== Excerpt to read

# Soap recipe's



## plataoplomo (Jul 10, 2016)

Hello,

I support a large bank of Nickel batteries for our solar array.  

As a result I have on hand lots of 95.5% KOH.

A pretty wide variety of glass and stainless implements.

Fair experience with precision measurements of different liquids and solids.

We live in the Philippines and cook daily with pretty good Lauric oil and shortning.

It occurred to me that we have all the elements to make soap.

We have need of two different types of soap.

1.)  Industrial strength soap.  Mainly for cleaning concrete and masonry.  Livestock pens, walkways, that sort of thing.

2.)  Personal soaps.  Bath and shampoo.  The wife has suffered from hives all of her life.  I though it might be the additives in commercial soaps.

To those ends I was hoping for recipe's.

Thank you for your time.


----------



## Soapmaker145 (Jul 10, 2016)

Make a list of all the oils/fats and butters you have access to.  It'll make it easier to help you put together some recipes to test.  Since you're used to working with lye, you're ready to make soap.  Do you only want to make liquid soap?


----------



## KristaY (Jul 10, 2016)

Since you have livestock pens, do you render tallow or lard? That would be a great ingredient if you have animals you raise for meat.


----------



## plataoplomo (Jul 10, 2016)

Soapmaker145 said:


> Do you only want to make liquid soap?



Wow.  I am flabbergasted at the help.  Thank you.

No I intend to experiment with hard soaps.  But later.  I am a very hands on learner.  Gotta do it to really understand it type.

So I figured I start work with what I currently have available.

The list is inbound, just give me a chance to compile and re-key it.


KristaY said:


> render tallow or lard?



Not yet we don't.  One step at a time.

====
== Dataset excerpt

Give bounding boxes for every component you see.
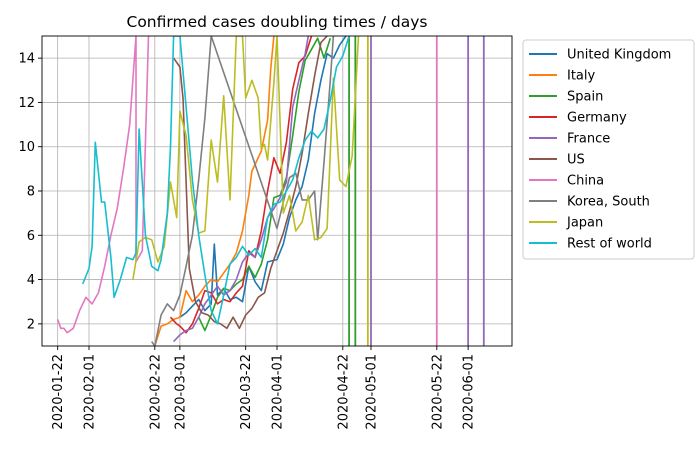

====

Your instructions =>
List every distinct username that posts in the soap-recipe thread above.

Result below =>
plataoplomo, Soapmaker145, KristaY